═════ INPUT DATA ═════
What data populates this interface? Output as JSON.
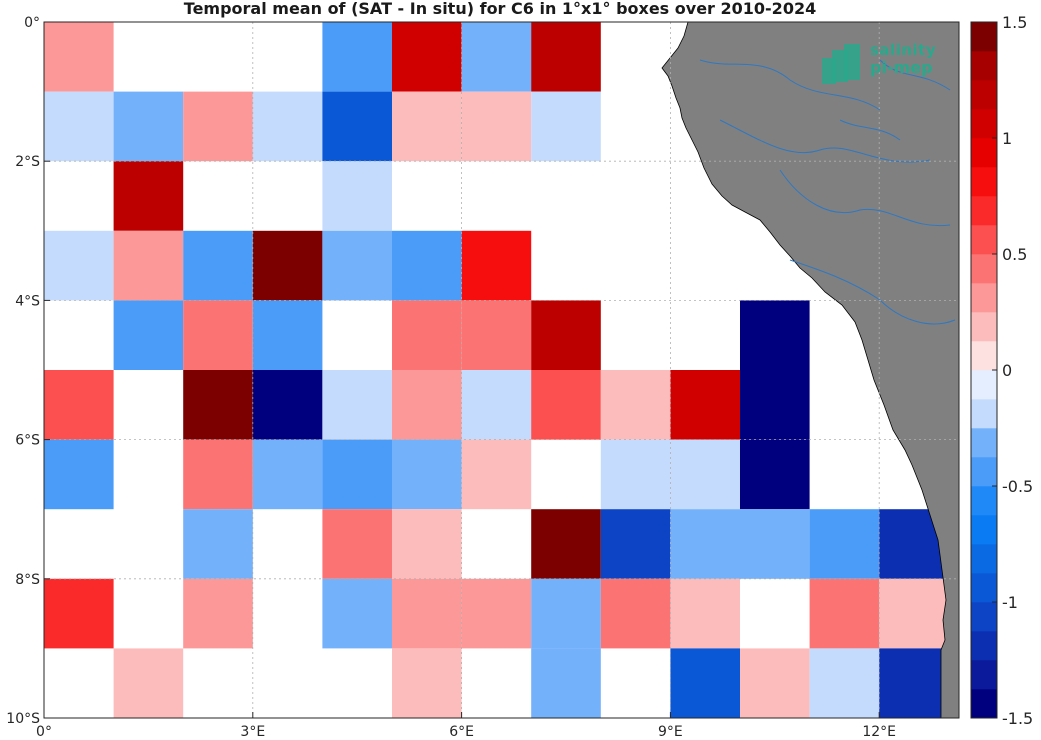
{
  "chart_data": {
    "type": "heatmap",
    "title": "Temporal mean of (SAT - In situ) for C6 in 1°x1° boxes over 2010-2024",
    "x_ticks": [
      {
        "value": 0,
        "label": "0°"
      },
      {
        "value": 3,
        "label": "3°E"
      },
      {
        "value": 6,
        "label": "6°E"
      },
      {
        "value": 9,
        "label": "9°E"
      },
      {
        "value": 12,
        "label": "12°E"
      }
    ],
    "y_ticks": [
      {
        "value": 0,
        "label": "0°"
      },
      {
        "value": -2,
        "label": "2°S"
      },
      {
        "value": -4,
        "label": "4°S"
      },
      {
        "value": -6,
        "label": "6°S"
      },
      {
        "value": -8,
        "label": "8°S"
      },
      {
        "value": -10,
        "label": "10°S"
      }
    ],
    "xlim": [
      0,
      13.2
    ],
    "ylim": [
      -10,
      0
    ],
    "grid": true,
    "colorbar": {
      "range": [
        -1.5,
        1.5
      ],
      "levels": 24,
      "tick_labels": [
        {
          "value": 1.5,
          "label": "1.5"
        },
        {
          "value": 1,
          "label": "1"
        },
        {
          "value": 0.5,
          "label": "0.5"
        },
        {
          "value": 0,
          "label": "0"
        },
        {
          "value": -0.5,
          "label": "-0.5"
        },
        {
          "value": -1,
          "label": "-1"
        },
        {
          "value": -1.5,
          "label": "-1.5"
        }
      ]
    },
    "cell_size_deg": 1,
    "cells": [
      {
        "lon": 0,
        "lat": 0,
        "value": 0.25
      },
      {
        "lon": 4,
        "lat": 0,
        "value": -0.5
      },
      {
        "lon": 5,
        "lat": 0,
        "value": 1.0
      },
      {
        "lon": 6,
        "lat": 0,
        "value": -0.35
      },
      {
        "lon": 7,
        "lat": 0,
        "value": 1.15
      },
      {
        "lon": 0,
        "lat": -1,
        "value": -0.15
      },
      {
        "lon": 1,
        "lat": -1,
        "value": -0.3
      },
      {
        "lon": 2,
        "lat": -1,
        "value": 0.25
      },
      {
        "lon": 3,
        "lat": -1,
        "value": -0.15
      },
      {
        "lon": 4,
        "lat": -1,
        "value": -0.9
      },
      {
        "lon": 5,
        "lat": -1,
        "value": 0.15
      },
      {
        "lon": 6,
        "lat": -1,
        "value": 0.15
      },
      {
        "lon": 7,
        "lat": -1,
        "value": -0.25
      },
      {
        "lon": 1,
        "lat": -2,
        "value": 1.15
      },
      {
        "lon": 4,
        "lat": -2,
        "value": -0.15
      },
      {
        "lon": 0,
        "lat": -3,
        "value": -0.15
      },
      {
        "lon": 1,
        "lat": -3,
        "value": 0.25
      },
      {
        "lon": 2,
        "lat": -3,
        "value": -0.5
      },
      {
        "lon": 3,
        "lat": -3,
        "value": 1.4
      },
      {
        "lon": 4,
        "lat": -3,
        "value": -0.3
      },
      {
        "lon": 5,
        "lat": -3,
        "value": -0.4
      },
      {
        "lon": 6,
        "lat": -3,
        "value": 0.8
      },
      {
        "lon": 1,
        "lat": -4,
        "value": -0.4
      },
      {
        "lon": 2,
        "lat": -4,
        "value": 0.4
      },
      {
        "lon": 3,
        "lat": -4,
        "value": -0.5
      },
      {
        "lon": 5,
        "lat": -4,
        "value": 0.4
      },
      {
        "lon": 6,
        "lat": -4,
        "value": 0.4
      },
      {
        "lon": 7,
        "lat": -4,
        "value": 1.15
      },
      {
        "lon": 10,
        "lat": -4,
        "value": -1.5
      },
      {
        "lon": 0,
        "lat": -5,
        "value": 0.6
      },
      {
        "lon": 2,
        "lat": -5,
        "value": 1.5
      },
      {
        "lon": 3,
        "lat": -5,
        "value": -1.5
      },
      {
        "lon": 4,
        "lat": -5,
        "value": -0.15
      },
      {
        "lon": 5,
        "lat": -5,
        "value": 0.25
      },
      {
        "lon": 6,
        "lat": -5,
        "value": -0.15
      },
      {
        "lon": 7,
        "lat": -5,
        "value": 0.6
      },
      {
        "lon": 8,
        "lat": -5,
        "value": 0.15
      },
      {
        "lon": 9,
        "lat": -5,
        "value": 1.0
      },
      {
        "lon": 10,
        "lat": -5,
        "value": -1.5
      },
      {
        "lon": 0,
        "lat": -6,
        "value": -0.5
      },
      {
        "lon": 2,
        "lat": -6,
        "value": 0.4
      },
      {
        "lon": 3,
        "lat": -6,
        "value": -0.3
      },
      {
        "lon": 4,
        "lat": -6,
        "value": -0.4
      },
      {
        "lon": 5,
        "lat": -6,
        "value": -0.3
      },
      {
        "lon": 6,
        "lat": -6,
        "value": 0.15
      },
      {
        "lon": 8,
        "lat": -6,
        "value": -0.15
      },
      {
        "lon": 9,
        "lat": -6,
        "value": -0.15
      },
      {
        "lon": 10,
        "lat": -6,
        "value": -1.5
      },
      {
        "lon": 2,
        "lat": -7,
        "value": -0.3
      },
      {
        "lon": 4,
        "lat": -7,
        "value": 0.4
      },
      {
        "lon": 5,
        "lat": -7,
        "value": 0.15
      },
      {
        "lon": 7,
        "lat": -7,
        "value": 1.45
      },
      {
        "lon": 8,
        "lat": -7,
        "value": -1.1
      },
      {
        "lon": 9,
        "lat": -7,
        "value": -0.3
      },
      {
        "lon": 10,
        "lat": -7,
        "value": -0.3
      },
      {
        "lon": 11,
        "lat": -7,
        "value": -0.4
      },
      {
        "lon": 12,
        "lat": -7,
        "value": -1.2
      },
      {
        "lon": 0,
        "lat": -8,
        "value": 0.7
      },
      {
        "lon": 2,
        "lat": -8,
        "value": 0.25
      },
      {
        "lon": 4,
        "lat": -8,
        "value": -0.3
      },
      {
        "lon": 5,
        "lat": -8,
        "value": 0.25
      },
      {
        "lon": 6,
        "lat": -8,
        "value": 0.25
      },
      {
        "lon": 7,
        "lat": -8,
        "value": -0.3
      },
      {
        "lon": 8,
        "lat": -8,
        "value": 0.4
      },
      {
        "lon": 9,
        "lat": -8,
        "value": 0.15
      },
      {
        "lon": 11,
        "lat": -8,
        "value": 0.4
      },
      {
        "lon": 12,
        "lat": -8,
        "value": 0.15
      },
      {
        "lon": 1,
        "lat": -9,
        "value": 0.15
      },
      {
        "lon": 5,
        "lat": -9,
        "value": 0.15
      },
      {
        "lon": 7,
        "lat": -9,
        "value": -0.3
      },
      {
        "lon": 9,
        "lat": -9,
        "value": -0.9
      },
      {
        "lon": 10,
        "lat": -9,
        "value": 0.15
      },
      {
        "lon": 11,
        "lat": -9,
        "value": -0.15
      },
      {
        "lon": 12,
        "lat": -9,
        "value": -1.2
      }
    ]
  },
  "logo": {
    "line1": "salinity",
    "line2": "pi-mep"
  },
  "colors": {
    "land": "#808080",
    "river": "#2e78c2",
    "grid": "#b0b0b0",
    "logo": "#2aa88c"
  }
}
═════
═════ INPUT DATA ═════
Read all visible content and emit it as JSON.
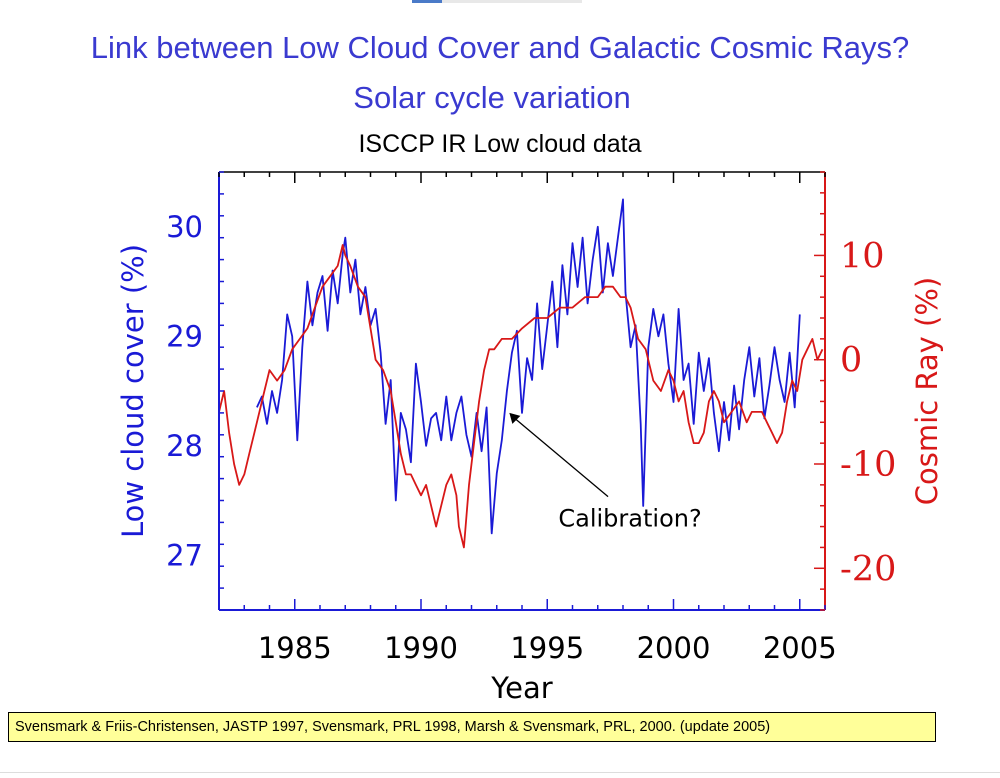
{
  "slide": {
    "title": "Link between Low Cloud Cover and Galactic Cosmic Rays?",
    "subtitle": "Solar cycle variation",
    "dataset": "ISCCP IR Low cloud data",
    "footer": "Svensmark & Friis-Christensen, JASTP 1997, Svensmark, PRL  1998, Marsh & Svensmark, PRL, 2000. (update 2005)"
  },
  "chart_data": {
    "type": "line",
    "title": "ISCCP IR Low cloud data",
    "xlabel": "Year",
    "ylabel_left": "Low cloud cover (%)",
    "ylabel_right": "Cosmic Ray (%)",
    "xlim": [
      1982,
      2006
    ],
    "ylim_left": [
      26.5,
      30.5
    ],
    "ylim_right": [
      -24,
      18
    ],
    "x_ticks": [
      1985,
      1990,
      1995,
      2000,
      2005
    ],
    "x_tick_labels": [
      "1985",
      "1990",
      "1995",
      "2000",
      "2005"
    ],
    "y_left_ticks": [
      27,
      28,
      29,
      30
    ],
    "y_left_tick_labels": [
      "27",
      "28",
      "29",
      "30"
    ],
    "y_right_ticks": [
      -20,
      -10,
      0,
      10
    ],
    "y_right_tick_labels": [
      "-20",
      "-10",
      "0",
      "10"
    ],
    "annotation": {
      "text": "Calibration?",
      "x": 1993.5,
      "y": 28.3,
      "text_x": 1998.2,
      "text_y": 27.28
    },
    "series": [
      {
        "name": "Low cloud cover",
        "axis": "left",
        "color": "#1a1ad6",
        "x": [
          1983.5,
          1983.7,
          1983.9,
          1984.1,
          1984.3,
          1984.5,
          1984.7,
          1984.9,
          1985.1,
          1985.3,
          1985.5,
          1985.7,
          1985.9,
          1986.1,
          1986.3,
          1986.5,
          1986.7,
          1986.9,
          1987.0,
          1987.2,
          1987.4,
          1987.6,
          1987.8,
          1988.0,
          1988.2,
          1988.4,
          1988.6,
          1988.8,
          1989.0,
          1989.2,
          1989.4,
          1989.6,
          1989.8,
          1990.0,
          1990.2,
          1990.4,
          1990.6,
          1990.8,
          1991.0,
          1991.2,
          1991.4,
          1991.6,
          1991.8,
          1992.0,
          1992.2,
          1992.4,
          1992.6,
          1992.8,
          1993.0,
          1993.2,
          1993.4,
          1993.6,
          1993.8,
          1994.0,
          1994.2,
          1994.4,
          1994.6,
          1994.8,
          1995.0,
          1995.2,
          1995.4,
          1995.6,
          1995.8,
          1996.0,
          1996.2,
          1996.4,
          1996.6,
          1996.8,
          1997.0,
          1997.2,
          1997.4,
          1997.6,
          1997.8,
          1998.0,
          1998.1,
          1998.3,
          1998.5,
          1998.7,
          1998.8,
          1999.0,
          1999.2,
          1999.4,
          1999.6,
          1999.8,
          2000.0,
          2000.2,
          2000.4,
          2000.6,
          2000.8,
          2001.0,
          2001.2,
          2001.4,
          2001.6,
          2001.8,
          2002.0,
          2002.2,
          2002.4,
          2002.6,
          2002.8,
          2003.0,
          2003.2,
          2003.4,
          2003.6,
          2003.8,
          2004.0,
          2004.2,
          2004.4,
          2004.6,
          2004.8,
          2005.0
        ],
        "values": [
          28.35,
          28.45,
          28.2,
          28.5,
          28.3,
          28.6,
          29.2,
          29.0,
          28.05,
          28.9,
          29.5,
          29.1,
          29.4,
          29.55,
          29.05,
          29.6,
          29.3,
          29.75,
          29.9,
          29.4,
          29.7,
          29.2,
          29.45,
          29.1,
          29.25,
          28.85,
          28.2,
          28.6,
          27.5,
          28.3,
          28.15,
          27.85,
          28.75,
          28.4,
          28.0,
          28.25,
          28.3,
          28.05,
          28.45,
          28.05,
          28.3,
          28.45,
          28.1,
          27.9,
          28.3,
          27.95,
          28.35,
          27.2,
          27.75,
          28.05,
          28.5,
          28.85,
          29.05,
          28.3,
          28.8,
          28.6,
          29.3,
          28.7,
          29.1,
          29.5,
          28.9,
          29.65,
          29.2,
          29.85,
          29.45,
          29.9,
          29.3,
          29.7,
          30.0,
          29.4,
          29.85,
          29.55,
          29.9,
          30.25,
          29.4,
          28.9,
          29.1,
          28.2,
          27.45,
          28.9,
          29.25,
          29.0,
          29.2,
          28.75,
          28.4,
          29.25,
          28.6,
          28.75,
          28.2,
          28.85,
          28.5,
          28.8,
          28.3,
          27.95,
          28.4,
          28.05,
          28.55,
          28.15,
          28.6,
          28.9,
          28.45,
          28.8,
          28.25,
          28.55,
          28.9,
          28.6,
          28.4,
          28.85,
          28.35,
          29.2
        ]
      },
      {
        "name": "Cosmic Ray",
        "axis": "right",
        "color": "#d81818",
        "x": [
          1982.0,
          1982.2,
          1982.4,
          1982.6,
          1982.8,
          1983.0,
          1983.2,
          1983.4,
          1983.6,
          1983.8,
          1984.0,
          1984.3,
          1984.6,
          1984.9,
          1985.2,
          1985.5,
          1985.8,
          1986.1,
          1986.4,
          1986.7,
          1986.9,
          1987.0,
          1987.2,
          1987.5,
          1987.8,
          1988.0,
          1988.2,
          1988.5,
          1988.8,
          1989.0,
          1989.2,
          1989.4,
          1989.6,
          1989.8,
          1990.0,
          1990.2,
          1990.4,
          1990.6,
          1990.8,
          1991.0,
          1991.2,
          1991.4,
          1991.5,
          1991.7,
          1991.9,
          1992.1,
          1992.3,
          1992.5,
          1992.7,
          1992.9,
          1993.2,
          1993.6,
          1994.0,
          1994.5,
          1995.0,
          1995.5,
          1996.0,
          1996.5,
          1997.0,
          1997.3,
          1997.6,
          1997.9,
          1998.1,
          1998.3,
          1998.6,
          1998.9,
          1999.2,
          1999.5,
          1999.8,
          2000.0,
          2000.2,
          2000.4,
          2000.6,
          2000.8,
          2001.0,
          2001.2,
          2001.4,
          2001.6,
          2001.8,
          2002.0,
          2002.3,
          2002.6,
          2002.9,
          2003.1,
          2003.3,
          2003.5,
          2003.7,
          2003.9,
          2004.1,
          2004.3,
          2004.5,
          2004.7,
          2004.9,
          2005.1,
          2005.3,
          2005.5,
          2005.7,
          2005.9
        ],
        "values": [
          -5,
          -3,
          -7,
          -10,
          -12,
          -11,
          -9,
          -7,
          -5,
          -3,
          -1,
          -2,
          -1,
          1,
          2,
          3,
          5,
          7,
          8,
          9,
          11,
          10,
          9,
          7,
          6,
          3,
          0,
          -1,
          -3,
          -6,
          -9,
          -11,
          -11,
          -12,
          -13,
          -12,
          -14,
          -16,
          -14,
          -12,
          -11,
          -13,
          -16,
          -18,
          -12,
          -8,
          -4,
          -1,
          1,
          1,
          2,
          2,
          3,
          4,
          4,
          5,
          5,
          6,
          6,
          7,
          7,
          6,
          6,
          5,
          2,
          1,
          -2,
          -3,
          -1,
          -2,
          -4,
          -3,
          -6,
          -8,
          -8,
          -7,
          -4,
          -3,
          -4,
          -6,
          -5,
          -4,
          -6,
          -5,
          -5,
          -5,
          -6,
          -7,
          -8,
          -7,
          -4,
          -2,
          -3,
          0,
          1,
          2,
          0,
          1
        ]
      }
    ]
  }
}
═════
Of the lines in the material, how many include "name"? Respond with the number alone.

_ANSWER_. 2